• Your task: Retype each entry below, keeping every character the same.

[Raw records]
━━━━━━━━━━━━━━━━━━━━━━━━━━━━━━

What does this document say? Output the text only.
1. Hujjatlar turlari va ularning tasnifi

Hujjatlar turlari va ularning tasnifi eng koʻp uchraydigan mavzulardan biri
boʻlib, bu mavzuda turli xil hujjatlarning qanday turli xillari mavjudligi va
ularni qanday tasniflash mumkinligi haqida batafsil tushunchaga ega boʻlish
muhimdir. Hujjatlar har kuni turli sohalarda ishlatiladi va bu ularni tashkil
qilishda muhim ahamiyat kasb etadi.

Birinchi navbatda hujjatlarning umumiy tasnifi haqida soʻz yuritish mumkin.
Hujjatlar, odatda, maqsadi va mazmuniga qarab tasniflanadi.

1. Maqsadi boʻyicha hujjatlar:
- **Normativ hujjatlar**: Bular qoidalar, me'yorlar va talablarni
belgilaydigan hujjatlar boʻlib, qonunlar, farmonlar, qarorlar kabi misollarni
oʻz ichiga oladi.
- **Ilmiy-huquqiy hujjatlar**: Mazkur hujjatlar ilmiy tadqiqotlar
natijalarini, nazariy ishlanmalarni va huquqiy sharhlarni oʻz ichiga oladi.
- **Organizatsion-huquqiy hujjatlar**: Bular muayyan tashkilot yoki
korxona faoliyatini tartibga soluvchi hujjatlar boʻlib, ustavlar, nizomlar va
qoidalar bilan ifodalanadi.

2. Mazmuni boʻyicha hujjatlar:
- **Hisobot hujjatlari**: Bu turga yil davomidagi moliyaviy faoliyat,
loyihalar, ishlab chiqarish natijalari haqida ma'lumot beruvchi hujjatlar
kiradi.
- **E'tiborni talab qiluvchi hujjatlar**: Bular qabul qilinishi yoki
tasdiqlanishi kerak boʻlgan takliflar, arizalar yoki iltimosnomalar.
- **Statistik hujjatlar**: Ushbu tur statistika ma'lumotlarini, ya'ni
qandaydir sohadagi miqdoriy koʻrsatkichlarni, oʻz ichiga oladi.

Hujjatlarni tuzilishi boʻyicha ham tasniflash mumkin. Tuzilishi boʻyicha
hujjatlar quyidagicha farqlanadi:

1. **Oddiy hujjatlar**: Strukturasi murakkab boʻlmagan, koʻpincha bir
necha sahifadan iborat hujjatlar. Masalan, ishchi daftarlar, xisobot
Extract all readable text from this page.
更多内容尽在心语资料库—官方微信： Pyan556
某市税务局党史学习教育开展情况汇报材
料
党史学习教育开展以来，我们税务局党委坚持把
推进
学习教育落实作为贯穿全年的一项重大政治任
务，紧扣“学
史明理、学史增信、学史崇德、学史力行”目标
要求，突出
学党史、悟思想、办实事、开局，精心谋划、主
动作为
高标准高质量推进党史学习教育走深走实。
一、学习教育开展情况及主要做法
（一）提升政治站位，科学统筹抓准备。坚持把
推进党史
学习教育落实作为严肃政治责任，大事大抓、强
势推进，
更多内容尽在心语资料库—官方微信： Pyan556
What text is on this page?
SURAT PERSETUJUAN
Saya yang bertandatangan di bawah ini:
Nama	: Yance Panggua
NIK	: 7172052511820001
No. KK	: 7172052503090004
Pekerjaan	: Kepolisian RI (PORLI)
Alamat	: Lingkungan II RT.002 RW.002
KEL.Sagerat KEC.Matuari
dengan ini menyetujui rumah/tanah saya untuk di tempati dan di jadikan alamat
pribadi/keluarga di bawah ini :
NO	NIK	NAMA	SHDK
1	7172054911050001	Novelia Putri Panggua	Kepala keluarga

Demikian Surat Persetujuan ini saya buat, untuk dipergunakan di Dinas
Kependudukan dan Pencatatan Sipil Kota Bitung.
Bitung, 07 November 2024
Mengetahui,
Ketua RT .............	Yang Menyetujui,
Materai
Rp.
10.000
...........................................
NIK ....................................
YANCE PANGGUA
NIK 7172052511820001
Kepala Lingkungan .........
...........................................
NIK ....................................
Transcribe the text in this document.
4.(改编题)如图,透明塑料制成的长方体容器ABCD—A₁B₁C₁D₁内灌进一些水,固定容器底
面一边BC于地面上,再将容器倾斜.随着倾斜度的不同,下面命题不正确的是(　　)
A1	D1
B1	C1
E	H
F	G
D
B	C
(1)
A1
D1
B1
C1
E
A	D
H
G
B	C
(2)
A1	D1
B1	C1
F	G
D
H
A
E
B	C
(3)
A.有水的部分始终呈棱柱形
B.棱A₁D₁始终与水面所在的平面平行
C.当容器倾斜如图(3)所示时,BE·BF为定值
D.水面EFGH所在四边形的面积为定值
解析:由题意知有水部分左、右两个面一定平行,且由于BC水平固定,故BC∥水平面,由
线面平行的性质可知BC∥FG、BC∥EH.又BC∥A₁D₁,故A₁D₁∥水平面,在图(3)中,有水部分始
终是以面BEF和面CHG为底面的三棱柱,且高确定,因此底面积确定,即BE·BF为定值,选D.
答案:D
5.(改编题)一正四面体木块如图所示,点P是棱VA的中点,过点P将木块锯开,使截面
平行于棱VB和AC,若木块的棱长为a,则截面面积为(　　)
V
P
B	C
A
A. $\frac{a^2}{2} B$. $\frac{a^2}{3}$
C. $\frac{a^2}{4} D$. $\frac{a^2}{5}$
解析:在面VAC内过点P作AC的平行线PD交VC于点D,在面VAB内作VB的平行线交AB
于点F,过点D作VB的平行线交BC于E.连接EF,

━━━━━━━━━━━━━━━━━━━━━━━━━━━━━━

• Response:
What does this document say? Output the text only.
1. Hujjatlar turlari va ularning tasnifi

Hujjatlar turlari va ularning tasnifi eng koʻp uchraydigan mavzulardan biri
boʻlib, bu mavzuda turli xil hujjatlarning qanday turli xillari mavjudligi va
ularni qanday tasniflash mumkinligi haqida batafsil tushunchaga ega boʻlish
muhimdir. Hujjatlar har kuni turli sohalarda ishlatiladi va bu ularni tashkil
qilishda muhim ahamiyat kasb etadi.

Birinchi navbatda hujjatlarning umumiy tasnifi haqida soʻz yuritish mumkin.
Hujjatlar, odatda, maqsadi va mazmuniga qarab tasniflanadi.

1. Maqsadi boʻyicha hujjatlar:
- **Normativ hujjatlar**: Bular qoidalar, me'yorlar va talablarni
belgilaydigan hujjatlar boʻlib, qonunlar, farmonlar, qarorlar kabi misollarni
oʻz ichiga oladi.
- **Ilmiy-huquqiy hujjatlar**: Mazkur hujjatlar ilmiy tadqiqotlar
natijalarini, nazariy ishlanmalarni va huquqiy sharhlarni oʻz ichiga oladi.
- **Organizatsion-huquqiy hujjatlar**: Bular muayyan tashkilot yoki
korxona faoliyatini tartibga soluvchi hujjatlar boʻlib, ustavlar, nizomlar va
qoidalar bilan ifodalanadi.

2. Mazmuni boʻyicha hujjatlar:
- **Hisobot hujjatlari**: Bu turga yil davomidagi moliyaviy faoliyat,
loyihalar, ishlab chiqarish natijalari haqida ma'lumot beruvchi hujjatlar
kiradi.
- **E'tiborni talab qiluvchi hujjatlar**: Bular qabul qilinishi yoki
tasdiqlanishi kerak boʻlgan takliflar, arizalar yoki iltimosnomalar.
- **Statistik hujjatlar**: Ushbu tur statistika ma'lumotlarini, ya'ni
qandaydir sohadagi miqdoriy koʻrsatkichlarni, oʻz ichiga oladi.

Hujjatlarni tuzilishi boʻyicha ham tasniflash mumkin. Tuzilishi boʻyicha
hujjatlar quyidagicha farqlanadi:

1. **Oddiy hujjatlar**: Strukturasi murakkab boʻlmagan, koʻpincha bir
necha sahifadan iborat hujjatlar. Masalan, ishchi daftarlar, xisobot
Extract all readable text from this page.
更多内容尽在心语资料库—官方微信： Pyan556
某市税务局党史学习教育开展情况汇报材
料
党史学习教育开展以来，我们税务局党委坚持把
推进
学习教育落实作为贯穿全年的一项重大政治任
务，紧扣“学
史明理、学史增信、学史崇德、学史力行”目标
要求，突出
学党史、悟思想、办实事、开局，精心谋划、主
动作为
高标准高质量推进党史学习教育走深走实。
一、学习教育开展情况及主要做法
（一）提升政治站位，科学统筹抓准备。坚持把
推进党史
学习教育落实作为严肃政治责任，大事大抓、强
势推进，
更多内容尽在心语资料库—官方微信： Pyan556
What text is on this page?
SURAT PERSETUJUAN
Saya yang bertandatangan di bawah ini:
Nama	: Yance Panggua
NIK	: 7172052511820001
No. KK	: 7172052503090004
Pekerjaan	: Kepolisian RI (PORLI)
Alamat	: Lingkungan II RT.002 RW.002
KEL.Sagerat KEC.Matuari
dengan ini menyetujui rumah/tanah saya untuk di tempati dan di jadikan alamat
pribadi/keluarga di bawah ini :
NO	NIK	NAMA	SHDK
1	7172054911050001	Novelia Putri Panggua	Kepala keluarga

Demikian Surat Persetujuan ini saya buat, untuk dipergunakan di Dinas
Kependudukan dan Pencatatan Sipil Kota Bitung.
Bitung, 07 November 2024
Mengetahui,
Ketua RT .............	Yang Menyetujui,
Materai
Rp.
10.000
...........................................
NIK ....................................
YANCE PANGGUA
NIK 7172052511820001
Kepala Lingkungan .........
...........................................
NIK ....................................
Transcribe the text in this document.
4.(改编题)如图,透明塑料制成的长方体容器ABCD—A₁B₁C₁D₁内灌进一些水,固定容器底
面一边BC于地面上,再将容器倾斜.随着倾斜度的不同,下面命题不正确的是(　　)
A1	D1
B1	C1
E	H
F	G
D
B	C
(1)
A1
D1
B1
C1
E
A	D
H
G
B	C
(2)
A1	D1
B1	C1
F	G
D
H
A
E
B	C
(3)
A.有水的部分始终呈棱柱形
B.棱A₁D₁始终与水面所在的平面平行
C.当容器倾斜如图(3)所示时,BE·BF为定值
D.水面EFGH所在四边形的面积为定值
解析:由题意知有水部分左、右两个面一定平行,且由于BC水平固定,故BC∥水平面,由
线面平行的性质可知BC∥FG、BC∥EH.又BC∥A₁D₁,故A₁D₁∥水平面,在图(3)中,有水部分始
终是以面BEF和面CHG为底面的三棱柱,且高确定,因此底面积确定,即BE·BF为定值,选D.
答案:D
5.(改编题)一正四面体木块如图所示,点P是棱VA的中点,过点P将木块锯开,使截面
平行于棱VB和AC,若木块的棱长为a,则截面面积为(　　)
V
P
B	C
A
A. $\frac{a^2}{2} B$. $\frac{a^2}{3}$
C. $\frac{a^2}{4} D$. $\frac{a^2}{5}$
解析:在面VAC内过点P作AC的平行线PD交VC于点D,在面VAB内作VB的平行线交AB
于点F,过点D作VB的平行线交BC于E.连接EF,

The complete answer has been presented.